**WHAT YOU WILL DO**
Read through the records below and copy each line that uses the word "character".

**SUPPLIED INFORMATION**
══════
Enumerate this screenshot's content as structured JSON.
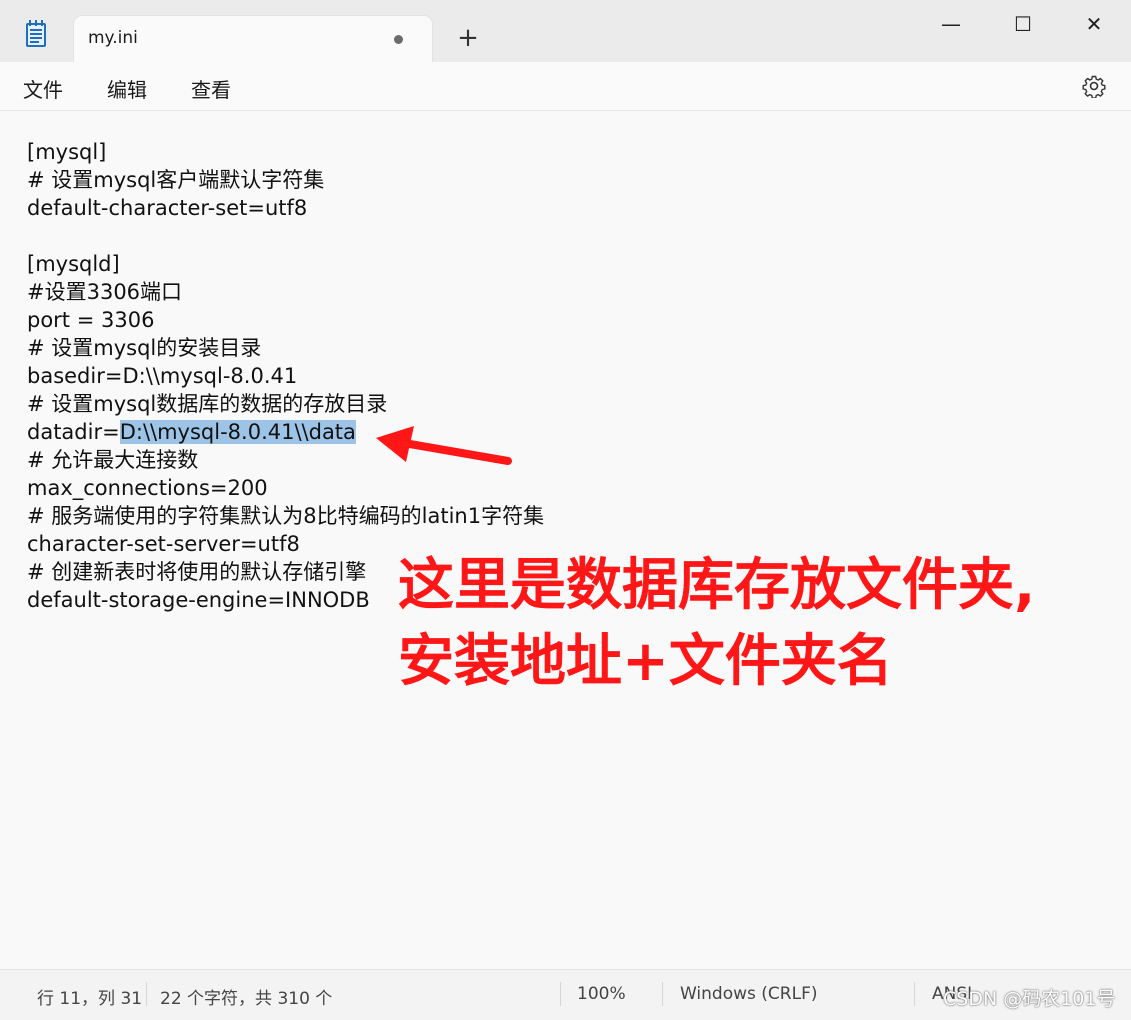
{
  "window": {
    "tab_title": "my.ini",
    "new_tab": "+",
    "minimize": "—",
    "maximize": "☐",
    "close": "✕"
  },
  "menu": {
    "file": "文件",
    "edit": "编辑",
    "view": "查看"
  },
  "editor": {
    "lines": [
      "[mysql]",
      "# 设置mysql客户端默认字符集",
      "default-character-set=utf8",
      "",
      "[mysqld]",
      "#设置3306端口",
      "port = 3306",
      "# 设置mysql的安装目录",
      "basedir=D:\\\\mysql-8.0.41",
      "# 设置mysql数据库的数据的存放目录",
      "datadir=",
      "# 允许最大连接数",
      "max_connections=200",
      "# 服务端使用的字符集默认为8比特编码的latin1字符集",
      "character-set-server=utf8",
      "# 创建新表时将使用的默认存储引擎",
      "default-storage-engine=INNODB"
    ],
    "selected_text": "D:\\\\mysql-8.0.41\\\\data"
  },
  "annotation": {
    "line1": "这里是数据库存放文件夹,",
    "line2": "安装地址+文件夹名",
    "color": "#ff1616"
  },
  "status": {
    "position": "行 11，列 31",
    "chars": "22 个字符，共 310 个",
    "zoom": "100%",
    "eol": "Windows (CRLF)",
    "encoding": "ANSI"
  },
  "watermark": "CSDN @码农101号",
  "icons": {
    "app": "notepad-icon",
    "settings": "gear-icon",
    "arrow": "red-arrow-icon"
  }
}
══════
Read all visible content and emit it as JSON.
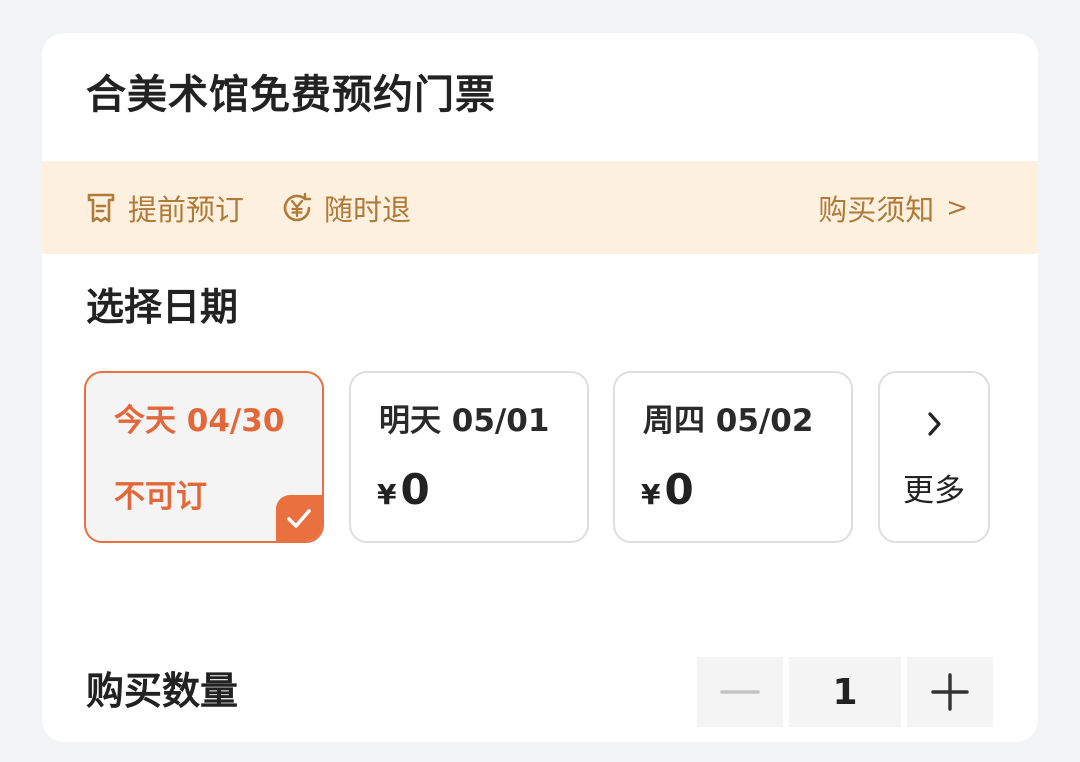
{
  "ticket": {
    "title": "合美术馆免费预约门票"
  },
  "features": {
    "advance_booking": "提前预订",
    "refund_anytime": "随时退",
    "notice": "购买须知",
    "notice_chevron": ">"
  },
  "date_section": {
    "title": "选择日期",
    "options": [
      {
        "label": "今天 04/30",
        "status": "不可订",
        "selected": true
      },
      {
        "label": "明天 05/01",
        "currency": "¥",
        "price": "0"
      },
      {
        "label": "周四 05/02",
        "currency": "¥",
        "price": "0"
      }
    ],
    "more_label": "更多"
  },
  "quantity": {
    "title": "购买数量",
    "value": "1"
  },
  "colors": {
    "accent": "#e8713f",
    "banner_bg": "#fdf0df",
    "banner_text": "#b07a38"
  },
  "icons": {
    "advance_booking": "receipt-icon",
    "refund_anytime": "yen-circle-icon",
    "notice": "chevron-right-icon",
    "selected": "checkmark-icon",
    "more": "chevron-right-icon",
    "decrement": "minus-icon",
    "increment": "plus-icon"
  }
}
══════
**RESPONSE TO THIS EXERCISE**
      "default-character-set=utf8",
      "character-set-server=utf8",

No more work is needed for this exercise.